Exercise task> Provide nothing but the number of lines containing the string "BLACK".
[Start of Data supplied]
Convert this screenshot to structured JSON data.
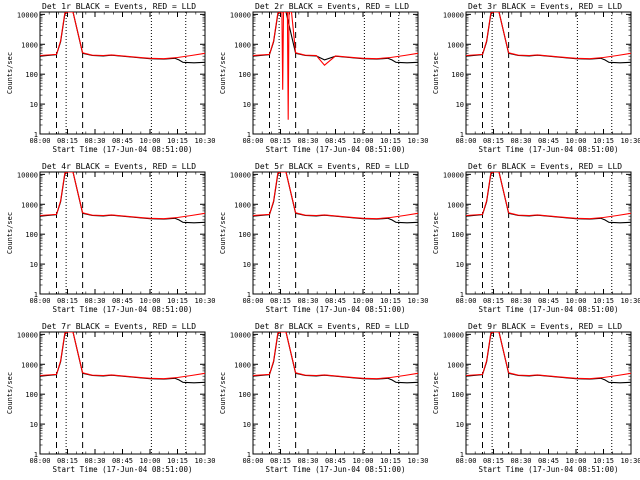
{
  "figure": {
    "xlabel": "Start Time (17-Jun-04 08:51:00)",
    "ylabel": "Counts/sec",
    "x_tick_labels": [
      "08:00",
      "08:15",
      "08:30",
      "08:45",
      "10:00",
      "10:15",
      "10:30"
    ],
    "y_tick_labels": [
      "1",
      "10",
      "100",
      "1000",
      "10000"
    ]
  },
  "chart_data": [
    {
      "type": "line",
      "title": "Det 1r  BLACK = Events, RED = LLD",
      "xlabel": "Start Time (17-Jun-04 08:51:00)",
      "ylabel": "Counts/sec",
      "y_scale": "log",
      "ylim": [
        1,
        12000
      ],
      "xlim": [
        0,
        6
      ],
      "series": [
        {
          "name": "Events",
          "color": "#000000",
          "x": [
            0,
            0.6,
            0.75,
            0.9,
            1.0,
            1.2,
            1.55,
            1.9,
            2.3,
            2.6,
            3.0,
            3.5,
            4.0,
            4.5,
            4.9,
            5.05,
            5.2,
            5.6,
            6.0
          ],
          "y": [
            400,
            450,
            1200,
            10000,
            12000,
            12000,
            500,
            420,
            410,
            430,
            400,
            360,
            330,
            320,
            340,
            300,
            250,
            240,
            250
          ]
        },
        {
          "name": "LLD",
          "color": "#ff0000",
          "x": [
            0,
            0.6,
            0.75,
            0.9,
            1.0,
            1.2,
            1.55,
            1.9,
            2.3,
            2.6,
            3.0,
            3.5,
            4.0,
            4.5,
            5.0,
            5.5,
            6.0
          ],
          "y": [
            420,
            460,
            1300,
            11000,
            12000,
            12000,
            520,
            430,
            420,
            440,
            410,
            370,
            340,
            330,
            360,
            420,
            500
          ]
        }
      ],
      "dashed_lines": [
        0.6,
        1.55
      ],
      "dotted_lines": [
        0.95,
        4.05,
        5.3
      ]
    },
    {
      "type": "line",
      "title": "Det 2r  BLACK = Events, RED = LLD",
      "xlabel": "Start Time (17-Jun-04 08:51:00)",
      "ylabel": "Counts/sec",
      "y_scale": "log",
      "ylim": [
        1,
        12000
      ],
      "xlim": [
        0,
        6
      ],
      "series": [
        {
          "name": "Events",
          "color": "#000000",
          "x": [
            0,
            0.6,
            0.75,
            0.9,
            1.0,
            1.2,
            1.55,
            1.9,
            2.3,
            2.6,
            3.0,
            3.5,
            4.0,
            4.5,
            4.9,
            5.05,
            5.2,
            5.6,
            6.0
          ],
          "y": [
            400,
            450,
            1200,
            10000,
            12000,
            12000,
            500,
            420,
            410,
            300,
            400,
            360,
            330,
            320,
            340,
            300,
            250,
            240,
            250
          ]
        },
        {
          "name": "LLD",
          "color": "#ff0000",
          "x": [
            0,
            0.6,
            0.75,
            0.9,
            1.0,
            1.05,
            1.08,
            1.11,
            1.2,
            1.25,
            1.28,
            1.31,
            1.4,
            1.55,
            1.9,
            2.3,
            2.6,
            3.0,
            3.5,
            4.0,
            4.5,
            5.0,
            5.5,
            6.0
          ],
          "y": [
            420,
            460,
            1300,
            11000,
            12000,
            12000,
            30,
            12000,
            12000,
            12000,
            3,
            12000,
            12000,
            520,
            430,
            420,
            200,
            410,
            370,
            340,
            330,
            360,
            420,
            500
          ]
        }
      ],
      "dashed_lines": [
        0.6,
        1.55
      ],
      "dotted_lines": [
        0.95,
        4.05,
        5.3
      ]
    },
    {
      "type": "line",
      "title": "Det 3r  BLACK = Events, RED = LLD",
      "xlabel": "Start Time (17-Jun-04 08:51:00)",
      "ylabel": "Counts/sec",
      "y_scale": "log",
      "ylim": [
        1,
        12000
      ],
      "xlim": [
        0,
        6
      ],
      "series": [
        {
          "name": "Events",
          "color": "#000000",
          "x": [
            0,
            0.6,
            0.75,
            0.9,
            1.0,
            1.2,
            1.55,
            1.9,
            2.3,
            2.6,
            3.0,
            3.5,
            4.0,
            4.5,
            4.9,
            5.05,
            5.2,
            5.6,
            6.0
          ],
          "y": [
            400,
            450,
            1200,
            10000,
            12000,
            12000,
            500,
            420,
            410,
            430,
            400,
            360,
            330,
            320,
            340,
            300,
            250,
            240,
            250
          ]
        },
        {
          "name": "LLD",
          "color": "#ff0000",
          "x": [
            0,
            0.6,
            0.75,
            0.9,
            1.0,
            1.2,
            1.55,
            1.9,
            2.3,
            2.6,
            3.0,
            3.5,
            4.0,
            4.5,
            5.0,
            5.5,
            6.0
          ],
          "y": [
            420,
            460,
            1300,
            11000,
            12000,
            12000,
            520,
            430,
            420,
            440,
            410,
            370,
            340,
            330,
            360,
            420,
            500
          ]
        }
      ],
      "dashed_lines": [
        0.6,
        1.55
      ],
      "dotted_lines": [
        0.95,
        4.05,
        5.3
      ]
    },
    {
      "type": "line",
      "title": "Det 4r  BLACK = Events, RED = LLD",
      "xlabel": "Start Time (17-Jun-04 08:51:00)",
      "ylabel": "Counts/sec",
      "y_scale": "log",
      "ylim": [
        1,
        12000
      ],
      "xlim": [
        0,
        6
      ],
      "series": [
        {
          "name": "Events",
          "color": "#000000",
          "x": [
            0,
            0.6,
            0.75,
            0.9,
            1.0,
            1.2,
            1.55,
            1.9,
            2.3,
            2.6,
            3.0,
            3.5,
            4.0,
            4.5,
            4.9,
            5.05,
            5.2,
            5.6,
            6.0
          ],
          "y": [
            400,
            450,
            1200,
            10000,
            12000,
            12000,
            500,
            420,
            410,
            430,
            400,
            360,
            330,
            320,
            340,
            300,
            250,
            240,
            250
          ]
        },
        {
          "name": "LLD",
          "color": "#ff0000",
          "x": [
            0,
            0.6,
            0.75,
            0.9,
            1.0,
            1.2,
            1.55,
            1.9,
            2.3,
            2.6,
            3.0,
            3.5,
            4.0,
            4.5,
            5.0,
            5.5,
            6.0
          ],
          "y": [
            420,
            460,
            1300,
            11000,
            12000,
            12000,
            520,
            430,
            420,
            440,
            410,
            370,
            340,
            330,
            360,
            420,
            500
          ]
        }
      ],
      "dashed_lines": [
        0.6,
        1.55
      ],
      "dotted_lines": [
        0.95,
        4.05,
        5.3
      ]
    },
    {
      "type": "line",
      "title": "Det 5r  BLACK = Events, RED = LLD",
      "xlabel": "Start Time (17-Jun-04 08:51:00)",
      "ylabel": "Counts/sec",
      "y_scale": "log",
      "ylim": [
        1,
        12000
      ],
      "xlim": [
        0,
        6
      ],
      "series": [
        {
          "name": "Events",
          "color": "#000000",
          "x": [
            0,
            0.6,
            0.75,
            0.9,
            1.0,
            1.2,
            1.55,
            1.9,
            2.3,
            2.6,
            3.0,
            3.5,
            4.0,
            4.5,
            4.9,
            5.05,
            5.2,
            5.6,
            6.0
          ],
          "y": [
            400,
            450,
            1200,
            10000,
            12000,
            12000,
            500,
            420,
            410,
            430,
            400,
            360,
            330,
            320,
            340,
            300,
            250,
            240,
            250
          ]
        },
        {
          "name": "LLD",
          "color": "#ff0000",
          "x": [
            0,
            0.6,
            0.75,
            0.9,
            1.0,
            1.2,
            1.55,
            1.9,
            2.3,
            2.6,
            3.0,
            3.5,
            4.0,
            4.5,
            5.0,
            5.5,
            6.0
          ],
          "y": [
            420,
            460,
            1300,
            11000,
            12000,
            12000,
            520,
            430,
            420,
            440,
            410,
            370,
            340,
            330,
            360,
            420,
            500
          ]
        }
      ],
      "dashed_lines": [
        0.6,
        1.55
      ],
      "dotted_lines": [
        0.95,
        4.05,
        5.3
      ]
    },
    {
      "type": "line",
      "title": "Det 6r  BLACK = Events, RED = LLD",
      "xlabel": "Start Time (17-Jun-04 08:51:00)",
      "ylabel": "Counts/sec",
      "y_scale": "log",
      "ylim": [
        1,
        12000
      ],
      "xlim": [
        0,
        6
      ],
      "series": [
        {
          "name": "Events",
          "color": "#000000",
          "x": [
            0,
            0.6,
            0.75,
            0.9,
            1.0,
            1.2,
            1.55,
            1.9,
            2.3,
            2.6,
            3.0,
            3.5,
            4.0,
            4.5,
            4.9,
            5.05,
            5.2,
            5.6,
            6.0
          ],
          "y": [
            400,
            450,
            1200,
            10000,
            12000,
            12000,
            500,
            420,
            410,
            430,
            400,
            360,
            330,
            320,
            340,
            300,
            250,
            240,
            250
          ]
        },
        {
          "name": "LLD",
          "color": "#ff0000",
          "x": [
            0,
            0.6,
            0.75,
            0.9,
            1.0,
            1.2,
            1.55,
            1.9,
            2.3,
            2.6,
            3.0,
            3.5,
            4.0,
            4.5,
            5.0,
            5.5,
            6.0
          ],
          "y": [
            420,
            460,
            1300,
            11000,
            12000,
            12000,
            520,
            430,
            420,
            440,
            410,
            370,
            340,
            330,
            360,
            420,
            500
          ]
        }
      ],
      "dashed_lines": [
        0.6,
        1.55
      ],
      "dotted_lines": [
        0.95,
        4.05,
        5.3
      ]
    },
    {
      "type": "line",
      "title": "Det 7r  BLACK = Events, RED = LLD",
      "xlabel": "Start Time (17-Jun-04 08:51:00)",
      "ylabel": "Counts/sec",
      "y_scale": "log",
      "ylim": [
        1,
        12000
      ],
      "xlim": [
        0,
        6
      ],
      "series": [
        {
          "name": "Events",
          "color": "#000000",
          "x": [
            0,
            0.6,
            0.75,
            0.9,
            1.0,
            1.2,
            1.55,
            1.9,
            2.3,
            2.6,
            3.0,
            3.5,
            4.0,
            4.5,
            4.9,
            5.05,
            5.2,
            5.6,
            6.0
          ],
          "y": [
            400,
            450,
            1200,
            10000,
            12000,
            12000,
            500,
            420,
            410,
            430,
            400,
            360,
            330,
            320,
            340,
            300,
            250,
            240,
            250
          ]
        },
        {
          "name": "LLD",
          "color": "#ff0000",
          "x": [
            0,
            0.6,
            0.75,
            0.9,
            1.0,
            1.2,
            1.55,
            1.9,
            2.3,
            2.6,
            3.0,
            3.5,
            4.0,
            4.5,
            5.0,
            5.5,
            6.0
          ],
          "y": [
            420,
            460,
            1300,
            11000,
            12000,
            12000,
            520,
            430,
            420,
            440,
            410,
            370,
            340,
            330,
            360,
            420,
            500
          ]
        }
      ],
      "dashed_lines": [
        0.6,
        1.55
      ],
      "dotted_lines": [
        0.95,
        4.05,
        5.3
      ]
    },
    {
      "type": "line",
      "title": "Det 8r  BLACK = Events, RED = LLD",
      "xlabel": "Start Time (17-Jun-04 08:51:00)",
      "ylabel": "Counts/sec",
      "y_scale": "log",
      "ylim": [
        1,
        12000
      ],
      "xlim": [
        0,
        6
      ],
      "series": [
        {
          "name": "Events",
          "color": "#000000",
          "x": [
            0,
            0.6,
            0.75,
            0.9,
            1.0,
            1.2,
            1.55,
            1.9,
            2.3,
            2.6,
            3.0,
            3.5,
            4.0,
            4.5,
            4.9,
            5.05,
            5.2,
            5.6,
            6.0
          ],
          "y": [
            400,
            450,
            1200,
            10000,
            12000,
            12000,
            500,
            420,
            410,
            430,
            400,
            360,
            330,
            320,
            340,
            300,
            250,
            240,
            250
          ]
        },
        {
          "name": "LLD",
          "color": "#ff0000",
          "x": [
            0,
            0.6,
            0.75,
            0.9,
            1.0,
            1.2,
            1.55,
            1.9,
            2.3,
            2.6,
            3.0,
            3.5,
            4.0,
            4.5,
            5.0,
            5.5,
            6.0
          ],
          "y": [
            420,
            460,
            1300,
            11000,
            12000,
            12000,
            520,
            430,
            420,
            440,
            410,
            370,
            340,
            330,
            360,
            420,
            500
          ]
        }
      ],
      "dashed_lines": [
        0.6,
        1.55
      ],
      "dotted_lines": [
        0.95,
        4.05,
        5.3
      ]
    },
    {
      "type": "line",
      "title": "Det 9r  BLACK = Events, RED = LLD",
      "xlabel": "Start Time (17-Jun-04 08:51:00)",
      "ylabel": "Counts/sec",
      "y_scale": "log",
      "ylim": [
        1,
        12000
      ],
      "xlim": [
        0,
        6
      ],
      "series": [
        {
          "name": "Events",
          "color": "#000000",
          "x": [
            0,
            0.6,
            0.75,
            0.9,
            1.0,
            1.2,
            1.55,
            1.9,
            2.3,
            2.6,
            3.0,
            3.5,
            4.0,
            4.5,
            4.9,
            5.05,
            5.2,
            5.6,
            6.0
          ],
          "y": [
            400,
            450,
            1200,
            10000,
            12000,
            12000,
            500,
            420,
            410,
            430,
            400,
            360,
            330,
            320,
            340,
            300,
            250,
            240,
            250
          ]
        },
        {
          "name": "LLD",
          "color": "#ff0000",
          "x": [
            0,
            0.6,
            0.75,
            0.9,
            1.0,
            1.2,
            1.55,
            1.9,
            2.3,
            2.6,
            3.0,
            3.5,
            4.0,
            4.5,
            5.0,
            5.5,
            6.0
          ],
          "y": [
            420,
            460,
            1300,
            11000,
            12000,
            12000,
            520,
            430,
            420,
            440,
            410,
            370,
            340,
            330,
            360,
            420,
            500
          ]
        }
      ],
      "dashed_lines": [
        0.6,
        1.55
      ],
      "dotted_lines": [
        0.95,
        4.05,
        5.3
      ]
    }
  ]
}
[End of Data supplied]
Correct result> 9